Exercise details -
Extract the listing in its entirety, keeping each line identical to the original.

══════════

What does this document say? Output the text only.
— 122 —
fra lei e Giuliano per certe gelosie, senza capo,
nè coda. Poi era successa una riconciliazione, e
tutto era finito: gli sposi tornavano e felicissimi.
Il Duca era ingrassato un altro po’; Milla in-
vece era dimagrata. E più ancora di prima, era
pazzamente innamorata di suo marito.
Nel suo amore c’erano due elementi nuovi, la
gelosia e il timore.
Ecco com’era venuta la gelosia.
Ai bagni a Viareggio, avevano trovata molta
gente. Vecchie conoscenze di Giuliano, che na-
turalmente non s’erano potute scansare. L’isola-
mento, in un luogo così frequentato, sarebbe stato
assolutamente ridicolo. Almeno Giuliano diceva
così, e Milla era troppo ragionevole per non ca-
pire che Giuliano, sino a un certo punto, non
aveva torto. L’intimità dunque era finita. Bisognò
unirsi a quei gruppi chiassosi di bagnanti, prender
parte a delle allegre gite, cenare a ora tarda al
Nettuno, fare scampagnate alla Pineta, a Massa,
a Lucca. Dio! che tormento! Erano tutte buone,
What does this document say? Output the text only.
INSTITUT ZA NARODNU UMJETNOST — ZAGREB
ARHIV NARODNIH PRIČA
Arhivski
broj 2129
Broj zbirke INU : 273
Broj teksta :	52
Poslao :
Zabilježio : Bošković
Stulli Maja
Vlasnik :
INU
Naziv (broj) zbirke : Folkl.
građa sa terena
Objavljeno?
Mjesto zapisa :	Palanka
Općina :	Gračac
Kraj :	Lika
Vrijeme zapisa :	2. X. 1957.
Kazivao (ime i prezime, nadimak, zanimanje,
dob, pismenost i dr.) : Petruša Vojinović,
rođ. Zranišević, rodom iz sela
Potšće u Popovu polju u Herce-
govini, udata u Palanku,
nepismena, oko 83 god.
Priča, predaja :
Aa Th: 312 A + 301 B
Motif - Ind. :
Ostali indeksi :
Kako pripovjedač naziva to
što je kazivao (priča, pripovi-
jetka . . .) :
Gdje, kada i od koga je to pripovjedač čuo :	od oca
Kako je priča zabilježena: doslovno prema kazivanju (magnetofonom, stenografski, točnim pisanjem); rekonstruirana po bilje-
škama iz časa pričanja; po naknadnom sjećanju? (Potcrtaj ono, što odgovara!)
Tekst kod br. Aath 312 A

══════════

Exercise answer -
What does this document say? Output the text only.
— 122 —
fra lei e Giuliano per certe gelosie, senza capo,
nè coda. Poi era successa una riconciliazione, e
tutto era finito: gli sposi tornavano e felicissimi.
Il Duca era ingrassato un altro po’; Milla in-
vece era dimagrata. E più ancora di prima, era
pazzamente innamorata di suo marito.
Nel suo amore c’erano due elementi nuovi, la
gelosia e il timore.
Ecco com’era venuta la gelosia.
Ai bagni a Viareggio, avevano trovata molta
gente. Vecchie conoscenze di Giuliano, che na-
turalmente non s’erano potute scansare. L’isola-
mento, in un luogo così frequentato, sarebbe stato
assolutamente ridicolo. Almeno Giuliano diceva
così, e Milla era troppo ragionevole per non ca-
pire che Giuliano, sino a un certo punto, non
aveva torto. L’intimità dunque era finita. Bisognò
unirsi a quei gruppi chiassosi di bagnanti, prender
parte a delle allegre gite, cenare a ora tarda al
Nettuno, fare scampagnate alla Pineta, a Massa,
a Lucca. Dio! che tormento! Erano tutte buone,
What does this document say? Output the text only.
INSTITUT ZA NARODNU UMJETNOST — ZAGREB
ARHIV NARODNIH PRIČA
Arhivski
broj 2129
Broj zbirke INU : 273
Broj teksta :	52
Poslao :
Zabilježio : Bošković
Stulli Maja
Vlasnik :
INU
Naziv (broj) zbirke : Folkl.
građa sa terena
Objavljeno?
Mjesto zapisa :	Palanka
Općina :	Gračac
Kraj :	Lika
Vrijeme zapisa :	2. X. 1957.
Kazivao (ime i prezime, nadimak, zanimanje,
dob, pismenost i dr.) : Petruša Vojinović,
rođ. Zranišević, rodom iz sela
Potšće u Popovu polju u Herce-
govini, udata u Palanku,
nepismena, oko 83 god.
Priča, predaja :
Aa Th: 312 A + 301 B
Motif - Ind. :
Ostali indeksi :
Kako pripovjedač naziva to
što je kazivao (priča, pripovi-
jetka . . .) :
Gdje, kada i od koga je to pripovjedač čuo :	od oca
Kako je priča zabilježena: doslovno prema kazivanju (magnetofonom, stenografski, točnim pisanjem); rekonstruirana po bilje-
škama iz časa pričanja; po naknadnom sjećanju? (Potcrtaj ono, što odgovara!)
Tekst kod br. Aath 312 A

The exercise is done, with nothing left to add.